• [AIM OF THE TASK]
Report only the number of lines holding "title".

• [SUPPLIED RECORDS]
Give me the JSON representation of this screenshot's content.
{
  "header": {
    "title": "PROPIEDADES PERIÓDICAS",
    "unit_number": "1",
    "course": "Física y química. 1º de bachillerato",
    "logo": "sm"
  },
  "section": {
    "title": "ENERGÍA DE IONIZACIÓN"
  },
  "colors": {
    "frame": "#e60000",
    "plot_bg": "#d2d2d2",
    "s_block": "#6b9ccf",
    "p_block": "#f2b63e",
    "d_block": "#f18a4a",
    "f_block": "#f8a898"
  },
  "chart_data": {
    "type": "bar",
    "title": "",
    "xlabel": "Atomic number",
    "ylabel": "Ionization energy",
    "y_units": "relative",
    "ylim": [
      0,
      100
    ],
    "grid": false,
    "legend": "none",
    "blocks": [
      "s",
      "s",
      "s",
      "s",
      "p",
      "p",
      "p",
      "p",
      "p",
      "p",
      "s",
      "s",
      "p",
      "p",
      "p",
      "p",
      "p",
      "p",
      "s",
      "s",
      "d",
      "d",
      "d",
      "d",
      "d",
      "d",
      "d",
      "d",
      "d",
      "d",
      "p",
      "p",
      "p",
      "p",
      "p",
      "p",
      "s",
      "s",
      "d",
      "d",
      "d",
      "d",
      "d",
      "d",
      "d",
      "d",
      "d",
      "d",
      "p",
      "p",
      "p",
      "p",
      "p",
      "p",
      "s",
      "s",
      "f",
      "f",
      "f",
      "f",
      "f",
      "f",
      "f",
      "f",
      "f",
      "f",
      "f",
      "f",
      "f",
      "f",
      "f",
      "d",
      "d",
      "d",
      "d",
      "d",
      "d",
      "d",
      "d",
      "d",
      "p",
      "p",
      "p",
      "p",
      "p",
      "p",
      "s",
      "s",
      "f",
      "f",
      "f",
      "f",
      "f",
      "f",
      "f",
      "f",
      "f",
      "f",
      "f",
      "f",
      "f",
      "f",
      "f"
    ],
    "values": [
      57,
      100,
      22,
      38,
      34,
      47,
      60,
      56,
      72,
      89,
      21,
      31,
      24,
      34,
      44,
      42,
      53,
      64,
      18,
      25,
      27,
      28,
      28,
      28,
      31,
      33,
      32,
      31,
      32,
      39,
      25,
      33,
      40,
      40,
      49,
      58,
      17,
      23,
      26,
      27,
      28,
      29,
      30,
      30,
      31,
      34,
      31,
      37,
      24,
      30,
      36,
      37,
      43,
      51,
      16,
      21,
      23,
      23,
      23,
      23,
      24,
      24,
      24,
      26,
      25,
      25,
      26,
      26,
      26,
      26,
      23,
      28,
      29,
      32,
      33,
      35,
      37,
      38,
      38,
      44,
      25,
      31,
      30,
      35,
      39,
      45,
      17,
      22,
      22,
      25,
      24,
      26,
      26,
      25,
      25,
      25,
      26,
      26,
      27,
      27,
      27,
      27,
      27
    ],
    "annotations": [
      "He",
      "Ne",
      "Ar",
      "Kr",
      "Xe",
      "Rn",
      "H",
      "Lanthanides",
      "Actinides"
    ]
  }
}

• [RESPONSE BELOW]
3